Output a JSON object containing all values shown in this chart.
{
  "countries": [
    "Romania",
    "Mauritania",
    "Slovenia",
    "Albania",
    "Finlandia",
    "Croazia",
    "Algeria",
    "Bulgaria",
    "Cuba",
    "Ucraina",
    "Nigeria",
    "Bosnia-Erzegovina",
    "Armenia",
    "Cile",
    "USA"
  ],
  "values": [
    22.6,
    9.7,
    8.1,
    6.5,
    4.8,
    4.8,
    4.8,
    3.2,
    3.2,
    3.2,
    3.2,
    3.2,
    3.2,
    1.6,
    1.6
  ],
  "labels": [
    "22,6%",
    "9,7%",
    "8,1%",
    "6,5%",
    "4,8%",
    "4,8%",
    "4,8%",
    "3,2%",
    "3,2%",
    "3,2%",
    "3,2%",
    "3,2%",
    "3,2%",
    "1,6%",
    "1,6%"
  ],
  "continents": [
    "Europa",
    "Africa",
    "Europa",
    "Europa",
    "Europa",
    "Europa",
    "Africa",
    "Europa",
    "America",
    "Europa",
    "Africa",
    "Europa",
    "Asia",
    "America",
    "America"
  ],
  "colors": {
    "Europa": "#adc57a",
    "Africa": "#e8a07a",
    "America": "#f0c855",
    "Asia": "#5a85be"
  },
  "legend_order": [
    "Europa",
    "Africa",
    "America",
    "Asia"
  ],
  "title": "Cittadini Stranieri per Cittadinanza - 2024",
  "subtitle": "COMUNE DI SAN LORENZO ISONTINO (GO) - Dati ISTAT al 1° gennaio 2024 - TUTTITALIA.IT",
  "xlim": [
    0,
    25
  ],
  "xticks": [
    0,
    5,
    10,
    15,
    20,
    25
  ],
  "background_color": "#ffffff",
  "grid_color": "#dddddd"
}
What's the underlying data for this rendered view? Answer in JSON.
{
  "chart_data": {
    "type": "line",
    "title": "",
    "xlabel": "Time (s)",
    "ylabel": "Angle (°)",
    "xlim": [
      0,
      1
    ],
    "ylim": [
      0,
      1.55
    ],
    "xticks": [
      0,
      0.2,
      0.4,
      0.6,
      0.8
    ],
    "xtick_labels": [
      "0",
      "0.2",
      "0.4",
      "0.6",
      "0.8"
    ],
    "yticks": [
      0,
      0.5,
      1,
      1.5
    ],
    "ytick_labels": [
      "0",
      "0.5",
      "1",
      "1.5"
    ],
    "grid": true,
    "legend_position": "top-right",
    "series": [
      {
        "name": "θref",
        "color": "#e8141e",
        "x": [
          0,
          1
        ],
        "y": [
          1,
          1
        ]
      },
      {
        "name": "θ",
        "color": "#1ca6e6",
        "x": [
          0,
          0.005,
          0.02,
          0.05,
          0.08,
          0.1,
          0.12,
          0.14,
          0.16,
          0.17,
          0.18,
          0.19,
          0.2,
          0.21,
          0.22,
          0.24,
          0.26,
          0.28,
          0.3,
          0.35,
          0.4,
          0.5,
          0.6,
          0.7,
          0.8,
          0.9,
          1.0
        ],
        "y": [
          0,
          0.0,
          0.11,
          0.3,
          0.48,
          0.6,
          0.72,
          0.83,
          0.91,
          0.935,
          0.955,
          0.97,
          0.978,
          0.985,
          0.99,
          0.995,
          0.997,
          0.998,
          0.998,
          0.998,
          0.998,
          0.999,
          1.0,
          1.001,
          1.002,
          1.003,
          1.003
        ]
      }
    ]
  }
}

= = = = =

* [Task brief]: Transcribe the records above exactly as they appear.

* [Solution to this problem]:
Output a JSON object containing all values shown in this chart.
{
  "countries": [
    "Romania",
    "Mauritania",
    "Slovenia",
    "Albania",
    "Finlandia",
    "Croazia",
    "Algeria",
    "Bulgaria",
    "Cuba",
    "Ucraina",
    "Nigeria",
    "Bosnia-Erzegovina",
    "Armenia",
    "Cile",
    "USA"
  ],
  "values": [
    22.6,
    9.7,
    8.1,
    6.5,
    4.8,
    4.8,
    4.8,
    3.2,
    3.2,
    3.2,
    3.2,
    3.2,
    3.2,
    1.6,
    1.6
  ],
  "labels": [
    "22,6%",
    "9,7%",
    "8,1%",
    "6,5%",
    "4,8%",
    "4,8%",
    "4,8%",
    "3,2%",
    "3,2%",
    "3,2%",
    "3,2%",
    "3,2%",
    "3,2%",
    "1,6%",
    "1,6%"
  ],
  "continents": [
    "Europa",
    "Africa",
    "Europa",
    "Europa",
    "Europa",
    "Europa",
    "Africa",
    "Europa",
    "America",
    "Europa",
    "Africa",
    "Europa",
    "Asia",
    "America",
    "America"
  ],
  "colors": {
    "Europa": "#adc57a",
    "Africa": "#e8a07a",
    "America": "#f0c855",
    "Asia": "#5a85be"
  },
  "legend_order": [
    "Europa",
    "Africa",
    "America",
    "Asia"
  ],
  "title": "Cittadini Stranieri per Cittadinanza - 2024",
  "subtitle": "COMUNE DI SAN LORENZO ISONTINO (GO) - Dati ISTAT al 1° gennaio 2024 - TUTTITALIA.IT",
  "xlim": [
    0,
    25
  ],
  "xticks": [
    0,
    5,
    10,
    15,
    20,
    25
  ],
  "background_color": "#ffffff",
  "grid_color": "#dddddd"
}
What's the underlying data for this rendered view? Answer in JSON.
{
  "chart_data": {
    "type": "line",
    "title": "",
    "xlabel": "Time (s)",
    "ylabel": "Angle (°)",
    "xlim": [
      0,
      1
    ],
    "ylim": [
      0,
      1.55
    ],
    "xticks": [
      0,
      0.2,
      0.4,
      0.6,
      0.8
    ],
    "xtick_labels": [
      "0",
      "0.2",
      "0.4",
      "0.6",
      "0.8"
    ],
    "yticks": [
      0,
      0.5,
      1,
      1.5
    ],
    "ytick_labels": [
      "0",
      "0.5",
      "1",
      "1.5"
    ],
    "grid": true,
    "legend_position": "top-right",
    "series": [
      {
        "name": "θref",
        "color": "#e8141e",
        "x": [
          0,
          1
        ],
        "y": [
          1,
          1
        ]
      },
      {
        "name": "θ",
        "color": "#1ca6e6",
        "x": [
          0,
          0.005,
          0.02,
          0.05,
          0.08,
          0.1,
          0.12,
          0.14,
          0.16,
          0.17,
          0.18,
          0.19,
          0.2,
          0.21,
          0.22,
          0.24,
          0.26,
          0.28,
          0.3,
          0.35,
          0.4,
          0.5,
          0.6,
          0.7,
          0.8,
          0.9,
          1.0
        ],
        "y": [
          0,
          0.0,
          0.11,
          0.3,
          0.48,
          0.6,
          0.72,
          0.83,
          0.91,
          0.935,
          0.955,
          0.97,
          0.978,
          0.985,
          0.99,
          0.995,
          0.997,
          0.998,
          0.998,
          0.998,
          0.998,
          0.999,
          1.0,
          1.001,
          1.002,
          1.003,
          1.003
        ]
      }
    ]
  }
}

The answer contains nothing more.